Begin DATA FOR THIS EXERCISE

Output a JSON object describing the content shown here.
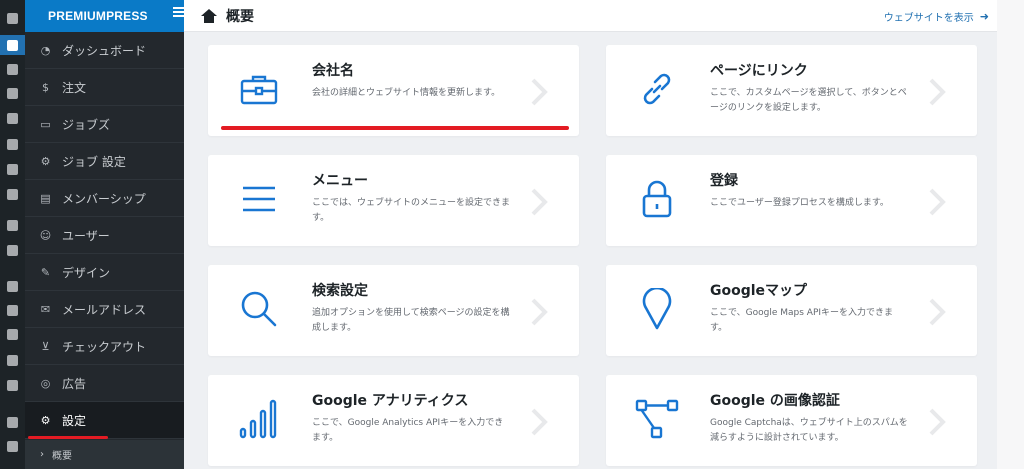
{
  "brand": "PREMIUMPRESS",
  "header": {
    "title": "概要",
    "view_site": "ウェブサイトを表示"
  },
  "menu": [
    {
      "label": "ダッシュボード",
      "icon": "gauge-icon"
    },
    {
      "label": "注文",
      "icon": "dollar-icon"
    },
    {
      "label": "ジョブズ",
      "icon": "briefcase-icon"
    },
    {
      "label": "ジョブ 設定",
      "icon": "briefcase-gear-icon"
    },
    {
      "label": "メンバーシップ",
      "icon": "membership-icon"
    },
    {
      "label": "ユーザー",
      "icon": "users-icon"
    },
    {
      "label": "デザイン",
      "icon": "brush-icon"
    },
    {
      "label": "メールアドレス",
      "icon": "envelope-icon"
    },
    {
      "label": "チェックアウト",
      "icon": "cart-icon"
    },
    {
      "label": "広告",
      "icon": "target-icon"
    },
    {
      "label": "設定",
      "icon": "gear-icon",
      "active": true
    }
  ],
  "submenu": {
    "label": "概要"
  },
  "cards": [
    {
      "title": "会社名",
      "desc": "会社の詳細とウェブサイト情報を更新します。",
      "icon": "briefcase-icon"
    },
    {
      "title": "ページにリンク",
      "desc": "ここで、カスタムページを選択して、ボタンとページのリンクを設定します。",
      "icon": "link-icon"
    },
    {
      "title": "メニュー",
      "desc": "ここでは、ウェブサイトのメニューを設定できます。",
      "icon": "menu-lines-icon"
    },
    {
      "title": "登録",
      "desc": "ここでユーザー登録プロセスを構成します。",
      "icon": "lock-icon"
    },
    {
      "title": "検索設定",
      "desc": "追加オプションを使用して検索ページの設定を構成します。",
      "icon": "search-icon"
    },
    {
      "title": "Googleマップ",
      "desc": "ここで、Google Maps APIキーを入力できます。",
      "icon": "map-pin-icon"
    },
    {
      "title": "Google アナリティクス",
      "desc": "ここで、Google Analytics APIキーを入力できます。",
      "icon": "signal-bars-icon"
    },
    {
      "title": "Google の画像認証",
      "desc": "Google Captchaは、ウェブサイト上のスパムを減らすように設計されています。",
      "icon": "flow-icon"
    }
  ],
  "colors": {
    "accent": "#0a7ac7",
    "icon_blue": "#1976d2",
    "highlight_red": "#e31b23",
    "sidebar_bg": "#23282d"
  }
}
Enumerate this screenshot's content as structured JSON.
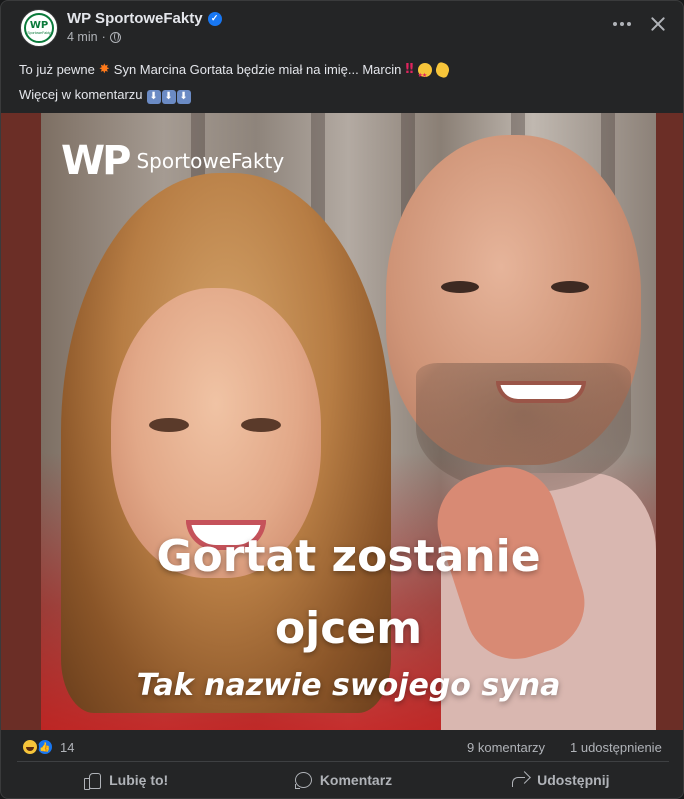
{
  "post": {
    "page_name": "WP SportoweFakty",
    "avatar_text": "WP",
    "avatar_subtext": "SportoweFakty",
    "timestamp": "4 min",
    "meta_separator": "·",
    "text_line1": "To już pewne",
    "text_line1_b": "Syn Marcina Gortata będzie miał na imię... Marcin",
    "text_line2": "Więcej w komentarzu",
    "emojis": {
      "boom": "✸",
      "double_exclamation": "‼"
    },
    "down_arrow": "⬇"
  },
  "media": {
    "brand_logo_text": "WP",
    "brand_name": "SportoweFakty",
    "headline_line1": "Gortat zostanie",
    "headline_line2": "ojcem",
    "headline_sub": "Tak nazwie swojego syna"
  },
  "stats": {
    "reaction_count": "14",
    "comments": "9 komentarzy",
    "shares": "1 udostępnienie"
  },
  "actions": {
    "like": "Lubię to!",
    "comment": "Komentarz",
    "share": "Udostępnij"
  },
  "colors": {
    "background": "#242526",
    "text_primary": "#e4e6eb",
    "text_secondary": "#b0b3b8",
    "verified": "#1877f2",
    "media_border": "#6b2e26"
  }
}
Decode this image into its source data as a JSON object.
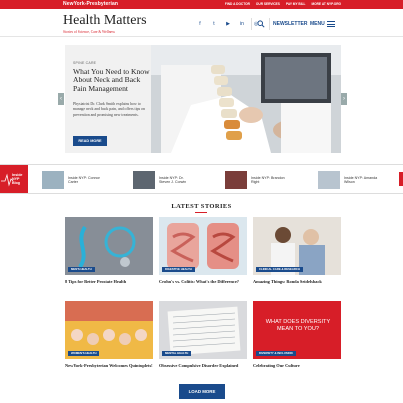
{
  "topbar": {
    "logo": "NewYork-Presbyterian",
    "links": [
      "FIND A DOCTOR",
      "OUR SERVICES",
      "PAY MY BILL",
      "MORE AT NYP.ORG"
    ]
  },
  "header": {
    "brand": "Health Matters",
    "tagline": "Stories of Science, Care & Wellness",
    "newsletter": "NEWSLETTER",
    "menu": "MENU"
  },
  "hero": {
    "category": "SPINE CARE",
    "title": "What You Need to Know About Neck and Back Pain Management",
    "description": "Physiatrist Dr. Clark Smith explains how to manage neck and back pain, and offers tips on prevention and promising new treatments.",
    "button": "READ MORE"
  },
  "ticker": {
    "logo": "Inside NYP Blog",
    "items": [
      {
        "label": "Inside NYP: Connor Carter"
      },
      {
        "label": "Inside NYP: Dr. Steven J. Corwin"
      },
      {
        "label": "Inside NYP: Brandon Right"
      },
      {
        "label": "Inside NYP: Amanda Wilson"
      }
    ]
  },
  "latest": {
    "heading": "LATEST STORIES",
    "cards": [
      {
        "badge": "MEN'S HEALTH",
        "title": "8 Tips for Better Prostate Health"
      },
      {
        "badge": "DIGESTIVE HEALTH",
        "title": "Crohn's vs. Colitis: What's the Difference?"
      },
      {
        "badge": "CLINICAL CARE & RESEARCH",
        "title": "Amazing Things: Ronda Seidelsback"
      },
      {
        "badge": "WOMEN'S HEALTH",
        "title": "NewYork-Presbyterian Welcomes Quintuplets!"
      },
      {
        "badge": "MENTAL HEALTH",
        "title": "Obsessive Compulsive Disorder Explained"
      },
      {
        "badge": "DIVERSITY & INCLUSION",
        "title": "Celebrating Our Culture",
        "image_text": "WHAT DOES DIVERSITY MEAN TO YOU?"
      }
    ],
    "load_more": "LOAD MORE"
  },
  "colors": {
    "accent": "#d71e28",
    "brand": "#1a4b8c"
  }
}
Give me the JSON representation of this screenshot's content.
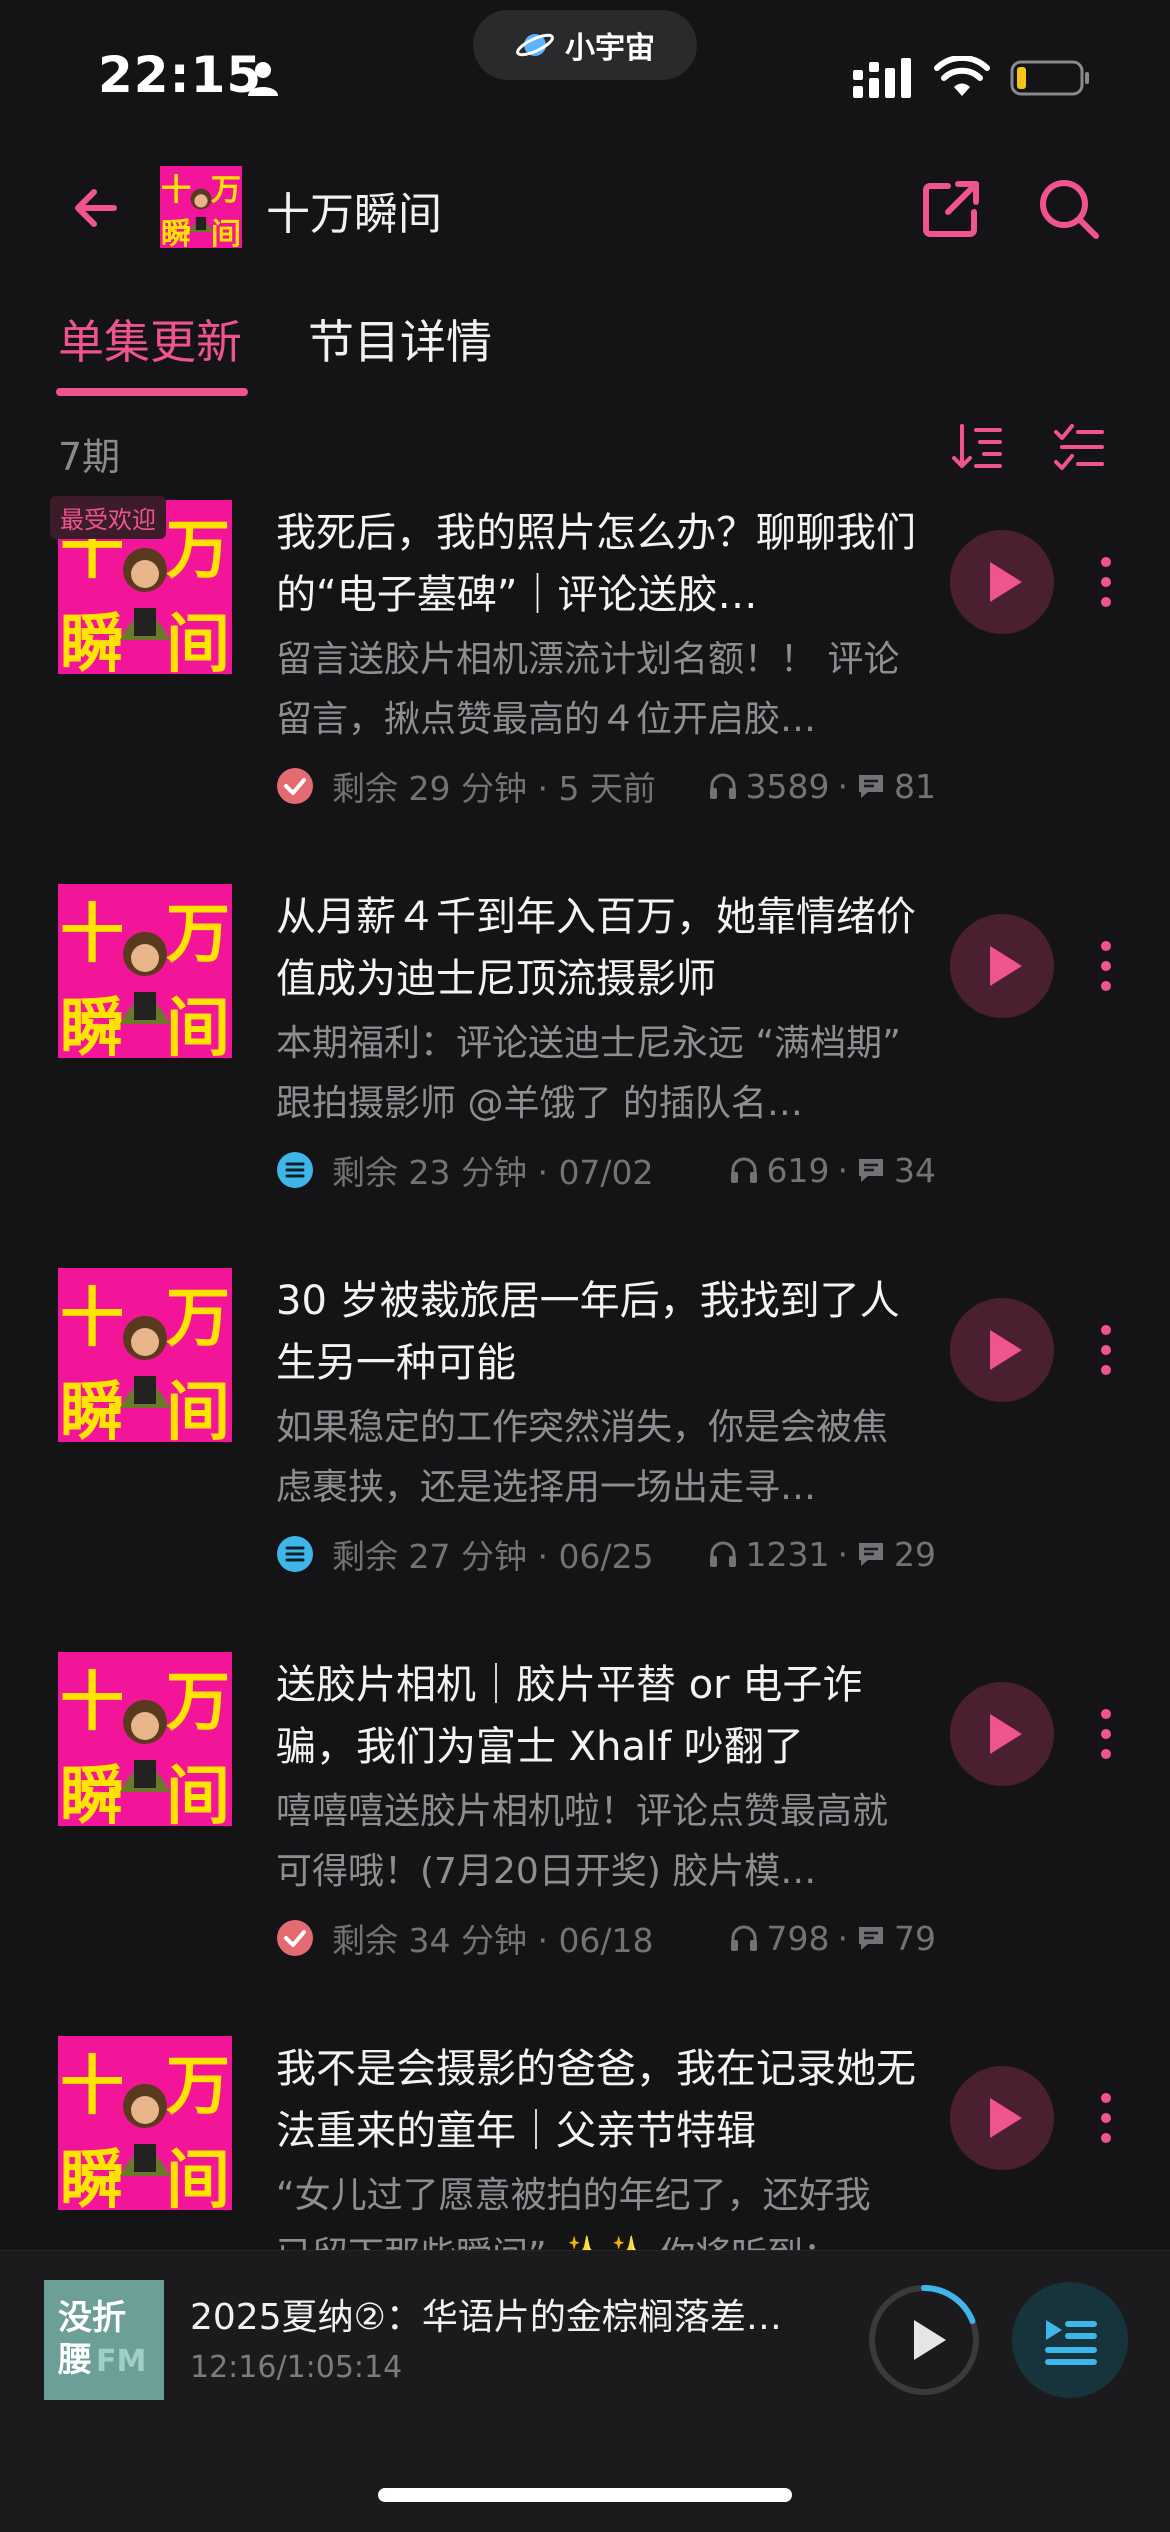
{
  "status_bar": {
    "time": "22:15",
    "island_label": "小宇宙"
  },
  "header": {
    "title": "十万瞬间",
    "logo_text": [
      "十",
      "万",
      "瞬",
      "间"
    ]
  },
  "tabs": [
    {
      "label": "单集更新",
      "active": true
    },
    {
      "label": "节目详情",
      "active": false
    }
  ],
  "episode_count": "7期",
  "accent_color": "#f0548e",
  "episodes": [
    {
      "badge": "最受欢迎",
      "title": "我死后，我的照片怎么办？聊聊我们的“电子墓碑”｜评论送胶…",
      "desc": "留言送胶片相机漂流计划名额！！ 评论留言，揪点赞最高的４位开启胶…",
      "status": "check",
      "remain": "剩余 29 分钟 · 5 天前",
      "plays": "3589",
      "comments": "81"
    },
    {
      "title": "从月薪４千到年入百万，她靠情绪价值成为迪士尼顶流摄影师",
      "desc": "本期福利：评论送迪士尼永远 “满档期” 跟拍摄影师 @羊饿了 的插队名…",
      "status": "list",
      "remain": "剩余 23 分钟 · 07/02",
      "plays": "619",
      "comments": "34"
    },
    {
      "title": "30 岁被裁旅居一年后，我找到了人生另一种可能",
      "desc": "如果稳定的工作突然消失，你是会被焦虑裹挟，还是选择用一场出走寻…",
      "status": "list",
      "remain": "剩余 27 分钟 · 06/25",
      "plays": "1231",
      "comments": "29"
    },
    {
      "title": "送胶片相机｜胶片平替 or 电子诈骗，我们为富士 Xhalf 吵翻了",
      "desc": "嘻嘻嘻送胶片相机啦！评论点赞最高就可得哦！(7月20日开奖) 胶片模…",
      "status": "check",
      "remain": "剩余 34 分钟 · 06/18",
      "plays": "798",
      "comments": "79"
    },
    {
      "title": "我不是会摄影的爸爸，我在记录她无法重来的童年｜父亲节特辑",
      "desc": "“女儿过了愿意被拍的年纪了，还好我已留下那些瞬间” ✨✨ 你将听到：",
      "status": "",
      "remain": "",
      "plays": "",
      "comments": ""
    }
  ],
  "player": {
    "cover_text": [
      "没折",
      "腰"
    ],
    "cover_sub": "FM",
    "title": "2025夏纳②：华语片的金棕榈落差…",
    "progress": "12:16/1:05:14",
    "progress_fraction": 0.19
  }
}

End DATA FOR THIS EXERCISE

### [PROBLEM STATEMENT]
Restate the data above word for word. Skip every picture.

### [THE RESPONSE]
Output a JSON object describing the content shown here.
{
  "brand": "PREMIUMPRESS",
  "header": {
    "title": "概要",
    "view_site": "ウェブサイトを表示"
  },
  "menu": [
    {
      "label": "ダッシュボード",
      "icon": "gauge-icon"
    },
    {
      "label": "注文",
      "icon": "dollar-icon"
    },
    {
      "label": "ジョブズ",
      "icon": "briefcase-icon"
    },
    {
      "label": "ジョブ 設定",
      "icon": "briefcase-gear-icon"
    },
    {
      "label": "メンバーシップ",
      "icon": "membership-icon"
    },
    {
      "label": "ユーザー",
      "icon": "users-icon"
    },
    {
      "label": "デザイン",
      "icon": "brush-icon"
    },
    {
      "label": "メールアドレス",
      "icon": "envelope-icon"
    },
    {
      "label": "チェックアウト",
      "icon": "cart-icon"
    },
    {
      "label": "広告",
      "icon": "target-icon"
    },
    {
      "label": "設定",
      "icon": "gear-icon",
      "active": true
    }
  ],
  "submenu": {
    "label": "概要"
  },
  "cards": [
    {
      "title": "会社名",
      "desc": "会社の詳細とウェブサイト情報を更新します。",
      "icon": "briefcase-icon"
    },
    {
      "title": "ページにリンク",
      "desc": "ここで、カスタムページを選択して、ボタンとページのリンクを設定します。",
      "icon": "link-icon"
    },
    {
      "title": "メニュー",
      "desc": "ここでは、ウェブサイトのメニューを設定できます。",
      "icon": "menu-lines-icon"
    },
    {
      "title": "登録",
      "desc": "ここでユーザー登録プロセスを構成します。",
      "icon": "lock-icon"
    },
    {
      "title": "検索設定",
      "desc": "追加オプションを使用して検索ページの設定を構成します。",
      "icon": "search-icon"
    },
    {
      "title": "Googleマップ",
      "desc": "ここで、Google Maps APIキーを入力できます。",
      "icon": "map-pin-icon"
    },
    {
      "title": "Google アナリティクス",
      "desc": "ここで、Google Analytics APIキーを入力できます。",
      "icon": "signal-bars-icon"
    },
    {
      "title": "Google の画像認証",
      "desc": "Google Captchaは、ウェブサイト上のスパムを減らすように設計されています。",
      "icon": "flow-icon"
    }
  ],
  "colors": {
    "accent": "#0a7ac7",
    "icon_blue": "#1976d2",
    "highlight_red": "#e31b23",
    "sidebar_bg": "#23282d"
  }
}
Enumerate this screenshot's content as structured JSON.
{
  "post": {
    "page_name": "WP SportoweFakty",
    "avatar_text": "WP",
    "avatar_subtext": "SportoweFakty",
    "timestamp": "4 min",
    "meta_separator": "·",
    "text_line1": "To już pewne",
    "text_line1_b": "Syn Marcina Gortata będzie miał na imię... Marcin",
    "text_line2": "Więcej w komentarzu",
    "emojis": {
      "boom": "✸",
      "double_exclamation": "‼"
    },
    "down_arrow": "⬇"
  },
  "media": {
    "brand_logo_text": "WP",
    "brand_name": "SportoweFakty",
    "headline_line1": "Gortat zostanie",
    "headline_line2": "ojcem",
    "headline_sub": "Tak nazwie swojego syna"
  },
  "stats": {
    "reaction_count": "14",
    "comments": "9 komentarzy",
    "shares": "1 udostępnienie"
  },
  "actions": {
    "like": "Lubię to!",
    "comment": "Komentarz",
    "share": "Udostępnij"
  },
  "colors": {
    "background": "#242526",
    "text_primary": "#e4e6eb",
    "text_secondary": "#b0b3b8",
    "verified": "#1877f2",
    "media_border": "#6b2e26"
  }
}
Decode this image into its source data as a JSON object.
{
  "topbar": {
    "logo": "NewYork-Presbyterian",
    "links": [
      "FIND A DOCTOR",
      "OUR SERVICES",
      "PAY MY BILL",
      "MORE AT NYP.ORG"
    ]
  },
  "header": {
    "brand": "Health Matters",
    "tagline": "Stories of Science, Care & Wellness",
    "newsletter": "NEWSLETTER",
    "menu": "MENU"
  },
  "hero": {
    "category": "SPINE CARE",
    "title": "What You Need to Know About Neck and Back Pain Management",
    "description": "Physiatrist Dr. Clark Smith explains how to manage neck and back pain, and offers tips on prevention and promising new treatments.",
    "button": "READ MORE"
  },
  "ticker": {
    "logo": "Inside NYP Blog",
    "items": [
      {
        "label": "Inside NYP: Connor Carter"
      },
      {
        "label": "Inside NYP: Dr. Steven J. Corwin"
      },
      {
        "label": "Inside NYP: Brandon Right"
      },
      {
        "label": "Inside NYP: Amanda Wilson"
      }
    ]
  },
  "latest": {
    "heading": "LATEST STORIES",
    "cards": [
      {
        "badge": "MEN'S HEALTH",
        "title": "8 Tips for Better Prostate Health"
      },
      {
        "badge": "DIGESTIVE HEALTH",
        "title": "Crohn's vs. Colitis: What's the Difference?"
      },
      {
        "badge": "CLINICAL CARE & RESEARCH",
        "title": "Amazing Things: Ronda Seidelsback"
      },
      {
        "badge": "WOMEN'S HEALTH",
        "title": "NewYork-Presbyterian Welcomes Quintuplets!"
      },
      {
        "badge": "MENTAL HEALTH",
        "title": "Obsessive Compulsive Disorder Explained"
      },
      {
        "badge": "DIVERSITY & INCLUSION",
        "title": "Celebrating Our Culture",
        "image_text": "WHAT DOES DIVERSITY MEAN TO YOU?"
      }
    ],
    "load_more": "LOAD MORE"
  },
  "colors": {
    "accent": "#d71e28",
    "brand": "#1a4b8c"
  }
}
Give me the JSON representation of this screenshot's content.
{
  "status_bar": {
    "time": "22:15",
    "island_label": "小宇宙"
  },
  "header": {
    "title": "十万瞬间",
    "logo_text": [
      "十",
      "万",
      "瞬",
      "间"
    ]
  },
  "tabs": [
    {
      "label": "单集更新",
      "active": true
    },
    {
      "label": "节目详情",
      "active": false
    }
  ],
  "episode_count": "7期",
  "accent_color": "#f0548e",
  "episodes": [
    {
      "badge": "最受欢迎",
      "title": "我死后，我的照片怎么办？聊聊我们的“电子墓碑”｜评论送胶…",
      "desc": "留言送胶片相机漂流计划名额！！ 评论留言，揪点赞最高的４位开启胶…",
      "status": "check",
      "remain": "剩余 29 分钟 · 5 天前",
      "plays": "3589",
      "comments": "81"
    },
    {
      "title": "从月薪４千到年入百万，她靠情绪价值成为迪士尼顶流摄影师",
      "desc": "本期福利：评论送迪士尼永远 “满档期” 跟拍摄影师 @羊饿了 的插队名…",
      "status": "list",
      "remain": "剩余 23 分钟 · 07/02",
      "plays": "619",
      "comments": "34"
    },
    {
      "title": "30 岁被裁旅居一年后，我找到了人生另一种可能",
      "desc": "如果稳定的工作突然消失，你是会被焦虑裹挟，还是选择用一场出走寻…",
      "status": "list",
      "remain": "剩余 27 分钟 · 06/25",
      "plays": "1231",
      "comments": "29"
    },
    {
      "title": "送胶片相机｜胶片平替 or 电子诈骗，我们为富士 Xhalf 吵翻了",
      "desc": "嘻嘻嘻送胶片相机啦！评论点赞最高就可得哦！(7月20日开奖) 胶片模…",
      "status": "check",
      "remain": "剩余 34 分钟 · 06/18",
      "plays": "798",
      "comments": "79"
    },
    {
      "title": "我不是会摄影的爸爸，我在记录她无法重来的童年｜父亲节特辑",
      "desc": "“女儿过了愿意被拍的年纪了，还好我已留下那些瞬间” ✨✨ 你将听到：",
      "status": "",
      "remain": "",
      "plays": "",
      "comments": ""
    }
  ],
  "player": {
    "cover_text": [
      "没折",
      "腰"
    ],
    "cover_sub": "FM",
    "title": "2025夏纳②：华语片的金棕榈落差…",
    "progress": "12:16/1:05:14",
    "progress_fraction": 0.19
  }
}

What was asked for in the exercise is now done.